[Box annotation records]

<<<<

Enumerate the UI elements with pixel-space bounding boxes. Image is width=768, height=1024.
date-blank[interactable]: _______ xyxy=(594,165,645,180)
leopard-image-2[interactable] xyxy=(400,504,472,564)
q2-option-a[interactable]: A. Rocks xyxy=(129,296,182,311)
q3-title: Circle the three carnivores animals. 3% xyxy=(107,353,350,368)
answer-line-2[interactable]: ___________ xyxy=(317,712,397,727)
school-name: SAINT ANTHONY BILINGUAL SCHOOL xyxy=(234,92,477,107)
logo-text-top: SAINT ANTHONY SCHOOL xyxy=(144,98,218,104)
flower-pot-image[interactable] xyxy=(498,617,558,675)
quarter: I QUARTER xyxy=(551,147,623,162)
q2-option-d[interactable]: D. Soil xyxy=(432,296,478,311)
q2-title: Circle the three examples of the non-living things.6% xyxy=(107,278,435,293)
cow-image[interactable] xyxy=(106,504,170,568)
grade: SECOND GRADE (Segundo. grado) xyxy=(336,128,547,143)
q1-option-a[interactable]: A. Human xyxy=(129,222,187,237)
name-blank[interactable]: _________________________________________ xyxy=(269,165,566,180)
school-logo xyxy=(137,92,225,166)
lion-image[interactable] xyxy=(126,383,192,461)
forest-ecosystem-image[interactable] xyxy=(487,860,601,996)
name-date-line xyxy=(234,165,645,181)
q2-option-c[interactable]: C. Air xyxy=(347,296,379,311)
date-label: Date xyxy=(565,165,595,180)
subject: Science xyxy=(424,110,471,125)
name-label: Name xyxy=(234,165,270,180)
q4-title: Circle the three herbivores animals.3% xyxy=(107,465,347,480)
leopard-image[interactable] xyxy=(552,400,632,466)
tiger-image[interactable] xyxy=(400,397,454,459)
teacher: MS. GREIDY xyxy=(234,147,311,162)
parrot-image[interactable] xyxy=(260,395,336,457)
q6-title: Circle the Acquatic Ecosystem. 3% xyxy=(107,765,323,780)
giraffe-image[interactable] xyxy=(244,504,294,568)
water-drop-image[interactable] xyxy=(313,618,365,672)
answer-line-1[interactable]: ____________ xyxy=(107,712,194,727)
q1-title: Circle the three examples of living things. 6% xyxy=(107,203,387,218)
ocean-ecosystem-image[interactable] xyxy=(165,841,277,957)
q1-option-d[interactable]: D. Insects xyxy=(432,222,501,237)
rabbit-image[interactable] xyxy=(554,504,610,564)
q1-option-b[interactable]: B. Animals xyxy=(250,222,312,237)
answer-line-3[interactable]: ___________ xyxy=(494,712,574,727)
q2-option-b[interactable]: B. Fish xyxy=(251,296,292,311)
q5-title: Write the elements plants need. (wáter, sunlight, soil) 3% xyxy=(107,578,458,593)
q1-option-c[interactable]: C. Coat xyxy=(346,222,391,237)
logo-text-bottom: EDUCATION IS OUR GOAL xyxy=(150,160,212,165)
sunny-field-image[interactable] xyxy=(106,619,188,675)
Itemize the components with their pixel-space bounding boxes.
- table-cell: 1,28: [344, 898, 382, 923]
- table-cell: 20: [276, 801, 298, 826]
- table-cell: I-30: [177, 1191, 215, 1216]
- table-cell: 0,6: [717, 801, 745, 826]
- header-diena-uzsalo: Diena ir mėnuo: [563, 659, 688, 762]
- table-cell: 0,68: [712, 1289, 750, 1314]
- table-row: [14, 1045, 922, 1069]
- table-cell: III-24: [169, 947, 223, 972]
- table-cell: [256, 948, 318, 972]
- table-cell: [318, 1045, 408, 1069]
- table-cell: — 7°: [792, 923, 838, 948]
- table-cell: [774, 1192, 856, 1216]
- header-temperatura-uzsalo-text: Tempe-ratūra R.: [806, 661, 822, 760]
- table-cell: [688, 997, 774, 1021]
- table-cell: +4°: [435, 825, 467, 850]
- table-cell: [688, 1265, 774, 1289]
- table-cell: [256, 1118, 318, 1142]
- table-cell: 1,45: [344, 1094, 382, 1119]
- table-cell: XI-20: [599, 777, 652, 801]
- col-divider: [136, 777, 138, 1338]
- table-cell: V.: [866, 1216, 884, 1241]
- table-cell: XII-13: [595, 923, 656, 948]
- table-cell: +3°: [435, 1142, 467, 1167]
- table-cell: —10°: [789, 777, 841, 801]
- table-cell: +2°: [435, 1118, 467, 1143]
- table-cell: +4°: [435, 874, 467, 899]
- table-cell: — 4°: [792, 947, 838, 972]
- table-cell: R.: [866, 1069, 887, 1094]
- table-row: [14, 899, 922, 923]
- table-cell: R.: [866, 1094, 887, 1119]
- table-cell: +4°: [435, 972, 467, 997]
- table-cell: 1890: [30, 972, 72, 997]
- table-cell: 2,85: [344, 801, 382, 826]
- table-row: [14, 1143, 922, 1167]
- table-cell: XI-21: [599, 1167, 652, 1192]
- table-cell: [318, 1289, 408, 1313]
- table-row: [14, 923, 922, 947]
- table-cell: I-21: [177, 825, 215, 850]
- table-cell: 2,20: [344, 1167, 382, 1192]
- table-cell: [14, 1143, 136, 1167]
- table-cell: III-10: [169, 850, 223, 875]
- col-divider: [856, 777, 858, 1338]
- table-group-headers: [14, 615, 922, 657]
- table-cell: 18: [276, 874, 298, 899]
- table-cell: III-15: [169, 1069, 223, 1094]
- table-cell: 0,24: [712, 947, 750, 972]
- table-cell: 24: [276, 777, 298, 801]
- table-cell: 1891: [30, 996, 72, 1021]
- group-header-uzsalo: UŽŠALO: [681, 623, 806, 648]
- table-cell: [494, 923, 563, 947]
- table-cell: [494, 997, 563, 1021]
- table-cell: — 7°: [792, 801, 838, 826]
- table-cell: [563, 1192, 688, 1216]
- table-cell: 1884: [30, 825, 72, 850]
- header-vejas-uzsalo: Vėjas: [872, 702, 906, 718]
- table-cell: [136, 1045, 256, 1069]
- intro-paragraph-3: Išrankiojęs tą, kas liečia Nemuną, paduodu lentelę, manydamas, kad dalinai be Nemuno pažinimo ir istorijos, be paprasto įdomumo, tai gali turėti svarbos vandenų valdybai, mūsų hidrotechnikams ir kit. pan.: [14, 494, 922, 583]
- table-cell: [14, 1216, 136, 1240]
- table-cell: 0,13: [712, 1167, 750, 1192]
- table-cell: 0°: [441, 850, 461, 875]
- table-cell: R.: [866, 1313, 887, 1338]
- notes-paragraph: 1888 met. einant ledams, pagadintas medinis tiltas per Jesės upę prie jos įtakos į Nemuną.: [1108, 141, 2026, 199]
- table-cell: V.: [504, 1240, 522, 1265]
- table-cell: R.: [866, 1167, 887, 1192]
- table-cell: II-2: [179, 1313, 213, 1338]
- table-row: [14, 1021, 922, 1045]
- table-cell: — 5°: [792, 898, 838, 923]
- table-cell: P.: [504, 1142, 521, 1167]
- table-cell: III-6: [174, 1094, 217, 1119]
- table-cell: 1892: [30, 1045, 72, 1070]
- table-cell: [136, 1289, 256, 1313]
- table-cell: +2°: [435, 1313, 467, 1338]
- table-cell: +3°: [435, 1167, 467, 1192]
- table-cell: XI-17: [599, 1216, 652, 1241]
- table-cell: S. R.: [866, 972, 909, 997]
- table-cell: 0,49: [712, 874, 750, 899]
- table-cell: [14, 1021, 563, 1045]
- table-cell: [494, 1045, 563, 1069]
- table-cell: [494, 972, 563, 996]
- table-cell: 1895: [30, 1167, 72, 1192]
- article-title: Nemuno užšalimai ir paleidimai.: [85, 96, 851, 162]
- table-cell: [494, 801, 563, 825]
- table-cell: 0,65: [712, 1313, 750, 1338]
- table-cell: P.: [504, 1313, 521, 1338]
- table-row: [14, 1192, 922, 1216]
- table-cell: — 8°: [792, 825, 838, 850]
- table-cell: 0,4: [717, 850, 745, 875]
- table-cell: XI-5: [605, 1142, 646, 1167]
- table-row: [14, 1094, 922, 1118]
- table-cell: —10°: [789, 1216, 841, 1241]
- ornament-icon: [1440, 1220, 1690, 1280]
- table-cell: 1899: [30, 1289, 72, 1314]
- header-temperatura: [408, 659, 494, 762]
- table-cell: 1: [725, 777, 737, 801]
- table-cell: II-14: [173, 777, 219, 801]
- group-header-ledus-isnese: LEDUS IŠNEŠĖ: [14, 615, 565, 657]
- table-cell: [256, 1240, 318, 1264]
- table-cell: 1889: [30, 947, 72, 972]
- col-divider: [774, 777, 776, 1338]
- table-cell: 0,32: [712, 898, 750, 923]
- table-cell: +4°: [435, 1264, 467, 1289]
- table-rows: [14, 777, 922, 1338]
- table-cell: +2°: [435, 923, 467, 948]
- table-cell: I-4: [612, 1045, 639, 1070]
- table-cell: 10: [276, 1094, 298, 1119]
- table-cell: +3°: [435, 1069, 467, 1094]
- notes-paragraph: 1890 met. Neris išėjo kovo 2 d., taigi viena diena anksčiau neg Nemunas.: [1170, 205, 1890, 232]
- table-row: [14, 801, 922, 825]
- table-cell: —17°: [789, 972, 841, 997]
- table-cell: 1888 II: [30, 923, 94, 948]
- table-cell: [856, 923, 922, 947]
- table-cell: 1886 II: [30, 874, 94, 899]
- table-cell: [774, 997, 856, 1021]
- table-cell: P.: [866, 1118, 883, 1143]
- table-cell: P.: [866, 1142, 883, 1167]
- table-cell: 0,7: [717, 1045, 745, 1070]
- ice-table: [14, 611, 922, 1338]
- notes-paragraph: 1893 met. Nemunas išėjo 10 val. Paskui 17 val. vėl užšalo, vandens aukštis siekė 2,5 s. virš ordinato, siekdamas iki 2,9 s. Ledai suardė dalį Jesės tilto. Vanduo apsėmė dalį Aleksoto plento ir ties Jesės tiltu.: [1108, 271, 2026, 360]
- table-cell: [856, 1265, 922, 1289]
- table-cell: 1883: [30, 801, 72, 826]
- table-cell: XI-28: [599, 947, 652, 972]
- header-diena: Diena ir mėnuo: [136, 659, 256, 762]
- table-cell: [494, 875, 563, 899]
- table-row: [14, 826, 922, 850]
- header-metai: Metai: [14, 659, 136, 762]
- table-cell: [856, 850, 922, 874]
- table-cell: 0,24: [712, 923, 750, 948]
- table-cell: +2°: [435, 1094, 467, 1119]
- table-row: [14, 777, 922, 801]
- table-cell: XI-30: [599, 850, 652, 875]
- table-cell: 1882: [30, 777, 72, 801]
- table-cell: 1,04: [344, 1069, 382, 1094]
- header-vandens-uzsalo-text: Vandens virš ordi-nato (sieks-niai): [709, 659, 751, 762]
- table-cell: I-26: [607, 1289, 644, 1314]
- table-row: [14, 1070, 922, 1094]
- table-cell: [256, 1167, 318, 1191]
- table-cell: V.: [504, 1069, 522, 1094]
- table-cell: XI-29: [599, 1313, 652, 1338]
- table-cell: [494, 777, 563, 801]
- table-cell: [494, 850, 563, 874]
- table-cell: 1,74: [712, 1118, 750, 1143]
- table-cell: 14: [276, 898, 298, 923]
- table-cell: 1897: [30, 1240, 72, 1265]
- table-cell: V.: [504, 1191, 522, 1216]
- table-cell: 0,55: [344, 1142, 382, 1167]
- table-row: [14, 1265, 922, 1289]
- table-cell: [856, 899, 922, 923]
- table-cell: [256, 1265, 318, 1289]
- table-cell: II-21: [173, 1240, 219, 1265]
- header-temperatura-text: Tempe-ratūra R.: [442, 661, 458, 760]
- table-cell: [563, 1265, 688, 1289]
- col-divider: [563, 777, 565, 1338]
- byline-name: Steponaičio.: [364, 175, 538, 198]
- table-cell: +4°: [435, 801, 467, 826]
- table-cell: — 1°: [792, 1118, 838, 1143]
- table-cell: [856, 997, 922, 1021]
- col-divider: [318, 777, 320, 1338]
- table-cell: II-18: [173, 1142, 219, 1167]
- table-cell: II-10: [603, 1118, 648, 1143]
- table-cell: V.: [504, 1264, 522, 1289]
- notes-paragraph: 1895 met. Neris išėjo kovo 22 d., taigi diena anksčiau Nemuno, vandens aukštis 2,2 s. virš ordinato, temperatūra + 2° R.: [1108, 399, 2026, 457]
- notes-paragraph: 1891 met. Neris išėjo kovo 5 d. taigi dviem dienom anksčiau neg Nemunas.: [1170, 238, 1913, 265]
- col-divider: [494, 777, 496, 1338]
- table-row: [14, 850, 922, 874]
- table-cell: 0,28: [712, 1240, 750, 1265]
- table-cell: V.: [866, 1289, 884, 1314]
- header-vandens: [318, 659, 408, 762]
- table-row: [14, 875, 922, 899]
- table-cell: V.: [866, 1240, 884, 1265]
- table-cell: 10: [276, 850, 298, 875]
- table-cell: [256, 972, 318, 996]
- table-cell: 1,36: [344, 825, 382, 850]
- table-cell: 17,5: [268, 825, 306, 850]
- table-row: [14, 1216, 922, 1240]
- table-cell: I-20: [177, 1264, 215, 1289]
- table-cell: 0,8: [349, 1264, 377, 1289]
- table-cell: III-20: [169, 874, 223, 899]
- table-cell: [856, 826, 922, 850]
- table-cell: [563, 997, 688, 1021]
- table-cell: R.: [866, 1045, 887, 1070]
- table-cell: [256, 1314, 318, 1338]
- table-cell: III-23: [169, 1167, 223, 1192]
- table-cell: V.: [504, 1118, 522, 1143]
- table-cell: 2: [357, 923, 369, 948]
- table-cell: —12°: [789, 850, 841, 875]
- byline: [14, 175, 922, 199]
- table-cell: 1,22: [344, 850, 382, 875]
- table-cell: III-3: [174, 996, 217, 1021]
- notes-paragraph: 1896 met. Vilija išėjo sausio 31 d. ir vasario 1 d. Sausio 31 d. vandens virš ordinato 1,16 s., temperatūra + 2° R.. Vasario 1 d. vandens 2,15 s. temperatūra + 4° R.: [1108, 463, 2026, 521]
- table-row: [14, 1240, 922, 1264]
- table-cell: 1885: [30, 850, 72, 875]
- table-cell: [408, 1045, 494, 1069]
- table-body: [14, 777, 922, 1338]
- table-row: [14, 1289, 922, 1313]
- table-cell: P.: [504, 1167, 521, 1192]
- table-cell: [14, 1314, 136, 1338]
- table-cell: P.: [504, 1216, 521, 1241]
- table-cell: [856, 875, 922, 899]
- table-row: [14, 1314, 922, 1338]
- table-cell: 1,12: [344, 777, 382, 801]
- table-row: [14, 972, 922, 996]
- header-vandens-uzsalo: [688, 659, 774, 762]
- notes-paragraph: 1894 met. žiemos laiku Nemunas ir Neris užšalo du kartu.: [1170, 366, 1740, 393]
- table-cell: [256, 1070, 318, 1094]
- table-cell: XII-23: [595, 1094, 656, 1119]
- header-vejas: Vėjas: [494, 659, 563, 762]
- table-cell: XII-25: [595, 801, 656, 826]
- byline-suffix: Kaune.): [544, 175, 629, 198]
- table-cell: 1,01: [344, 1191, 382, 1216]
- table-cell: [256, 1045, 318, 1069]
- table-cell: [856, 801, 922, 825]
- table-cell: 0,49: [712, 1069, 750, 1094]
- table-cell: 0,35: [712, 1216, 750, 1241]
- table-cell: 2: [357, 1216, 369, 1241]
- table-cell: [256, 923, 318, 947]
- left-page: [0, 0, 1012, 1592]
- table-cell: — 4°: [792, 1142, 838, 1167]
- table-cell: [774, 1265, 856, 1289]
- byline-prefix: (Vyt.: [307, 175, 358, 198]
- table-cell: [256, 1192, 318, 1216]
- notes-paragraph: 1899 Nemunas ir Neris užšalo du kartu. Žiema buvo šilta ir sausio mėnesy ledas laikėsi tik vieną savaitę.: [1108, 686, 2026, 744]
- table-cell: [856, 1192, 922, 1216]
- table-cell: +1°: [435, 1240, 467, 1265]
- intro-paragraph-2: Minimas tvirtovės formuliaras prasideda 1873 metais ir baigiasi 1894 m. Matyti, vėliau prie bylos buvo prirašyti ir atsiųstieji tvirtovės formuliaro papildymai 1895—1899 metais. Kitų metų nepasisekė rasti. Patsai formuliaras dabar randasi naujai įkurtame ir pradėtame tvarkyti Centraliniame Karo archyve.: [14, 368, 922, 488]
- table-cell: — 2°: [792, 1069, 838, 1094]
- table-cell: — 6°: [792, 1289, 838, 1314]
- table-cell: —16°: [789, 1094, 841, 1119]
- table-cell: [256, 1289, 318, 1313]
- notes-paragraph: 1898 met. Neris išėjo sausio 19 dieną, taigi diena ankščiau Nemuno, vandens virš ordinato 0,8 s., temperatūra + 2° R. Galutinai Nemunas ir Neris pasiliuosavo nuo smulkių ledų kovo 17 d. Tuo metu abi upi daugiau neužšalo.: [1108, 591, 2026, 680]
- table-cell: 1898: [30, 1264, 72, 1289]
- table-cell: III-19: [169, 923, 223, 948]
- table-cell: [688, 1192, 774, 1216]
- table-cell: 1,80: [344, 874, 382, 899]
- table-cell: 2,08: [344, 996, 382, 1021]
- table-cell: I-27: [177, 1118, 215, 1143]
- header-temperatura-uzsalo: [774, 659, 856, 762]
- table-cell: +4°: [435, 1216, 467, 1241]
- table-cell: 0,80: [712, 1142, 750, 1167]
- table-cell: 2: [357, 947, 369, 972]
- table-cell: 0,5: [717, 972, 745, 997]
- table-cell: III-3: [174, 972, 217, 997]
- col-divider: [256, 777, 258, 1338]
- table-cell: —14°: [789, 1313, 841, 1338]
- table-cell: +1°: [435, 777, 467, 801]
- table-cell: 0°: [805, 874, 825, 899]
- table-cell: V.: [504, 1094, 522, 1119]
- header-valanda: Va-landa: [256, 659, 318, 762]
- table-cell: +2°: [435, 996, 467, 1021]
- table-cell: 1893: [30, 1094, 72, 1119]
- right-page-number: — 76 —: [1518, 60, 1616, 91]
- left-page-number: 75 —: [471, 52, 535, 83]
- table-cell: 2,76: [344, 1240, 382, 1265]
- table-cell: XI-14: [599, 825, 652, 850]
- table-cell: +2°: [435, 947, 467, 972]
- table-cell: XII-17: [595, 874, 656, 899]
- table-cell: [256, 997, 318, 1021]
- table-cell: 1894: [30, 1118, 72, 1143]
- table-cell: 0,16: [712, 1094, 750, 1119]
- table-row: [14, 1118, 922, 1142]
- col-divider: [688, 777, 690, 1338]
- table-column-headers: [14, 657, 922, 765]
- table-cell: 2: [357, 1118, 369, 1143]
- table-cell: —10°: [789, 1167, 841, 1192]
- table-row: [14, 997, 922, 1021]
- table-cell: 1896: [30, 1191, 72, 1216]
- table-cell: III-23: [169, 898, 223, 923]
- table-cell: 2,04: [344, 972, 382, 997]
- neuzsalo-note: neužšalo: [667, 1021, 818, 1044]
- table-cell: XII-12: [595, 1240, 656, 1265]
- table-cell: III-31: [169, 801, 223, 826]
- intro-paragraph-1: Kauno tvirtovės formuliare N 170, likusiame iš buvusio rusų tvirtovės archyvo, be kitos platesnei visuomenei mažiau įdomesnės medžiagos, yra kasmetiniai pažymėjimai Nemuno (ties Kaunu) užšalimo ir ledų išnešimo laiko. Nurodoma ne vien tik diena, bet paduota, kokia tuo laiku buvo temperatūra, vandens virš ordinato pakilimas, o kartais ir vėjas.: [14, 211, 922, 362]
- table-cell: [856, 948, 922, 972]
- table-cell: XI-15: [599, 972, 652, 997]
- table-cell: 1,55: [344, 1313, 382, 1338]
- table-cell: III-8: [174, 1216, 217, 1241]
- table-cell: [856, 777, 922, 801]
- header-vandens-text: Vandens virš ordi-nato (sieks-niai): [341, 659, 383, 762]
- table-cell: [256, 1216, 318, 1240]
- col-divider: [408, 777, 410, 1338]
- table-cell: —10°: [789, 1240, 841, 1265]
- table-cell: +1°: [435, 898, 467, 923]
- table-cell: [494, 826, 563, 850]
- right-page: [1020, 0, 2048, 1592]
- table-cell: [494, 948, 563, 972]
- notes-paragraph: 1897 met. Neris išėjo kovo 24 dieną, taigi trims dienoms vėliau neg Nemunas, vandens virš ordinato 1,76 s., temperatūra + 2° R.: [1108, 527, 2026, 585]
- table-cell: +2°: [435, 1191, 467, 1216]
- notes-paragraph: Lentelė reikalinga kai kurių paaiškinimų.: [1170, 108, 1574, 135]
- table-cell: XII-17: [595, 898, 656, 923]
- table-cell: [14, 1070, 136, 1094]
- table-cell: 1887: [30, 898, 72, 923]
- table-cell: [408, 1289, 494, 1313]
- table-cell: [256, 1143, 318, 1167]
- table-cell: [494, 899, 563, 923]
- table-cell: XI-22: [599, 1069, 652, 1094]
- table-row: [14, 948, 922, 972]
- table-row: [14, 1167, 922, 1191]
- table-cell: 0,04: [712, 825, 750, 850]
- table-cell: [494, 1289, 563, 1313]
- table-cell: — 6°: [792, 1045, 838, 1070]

>>>>

» Set exercise: Locate every line in the records above that contains the string "ties", matching case exactly, and copy each such line.

» Worked solution:
- notes-paragraph: 1893 met. Nemunas išėjo 10 val. Paskui 17 val. vėl užšalo, vandens aukštis siekė 2,5 s. virš ordinato, siekdamas iki 2,9 s. Ledai suardė dalį Jesės tilto. Vanduo apsėmė dalį Aleksoto plento ir ties Jesės tiltu.: [1108, 271, 2026, 360]
- intro-paragraph-1: Kauno tvirtovės formuliare N 170, likusiame iš buvusio rusų tvirtovės archyvo, be kitos platesnei visuomenei mažiau įdomesnės medžiagos, yra kasmetiniai pažymėjimai Nemuno (ties Kaunu) užšalimo ir ledų išnešimo laiko. Nurodoma ne vien tik diena, bet paduota, kokia tuo laiku buvo temperatūra, vandens virš ordinato pakilimas, o kartais ir vėjas.: [14, 211, 922, 362]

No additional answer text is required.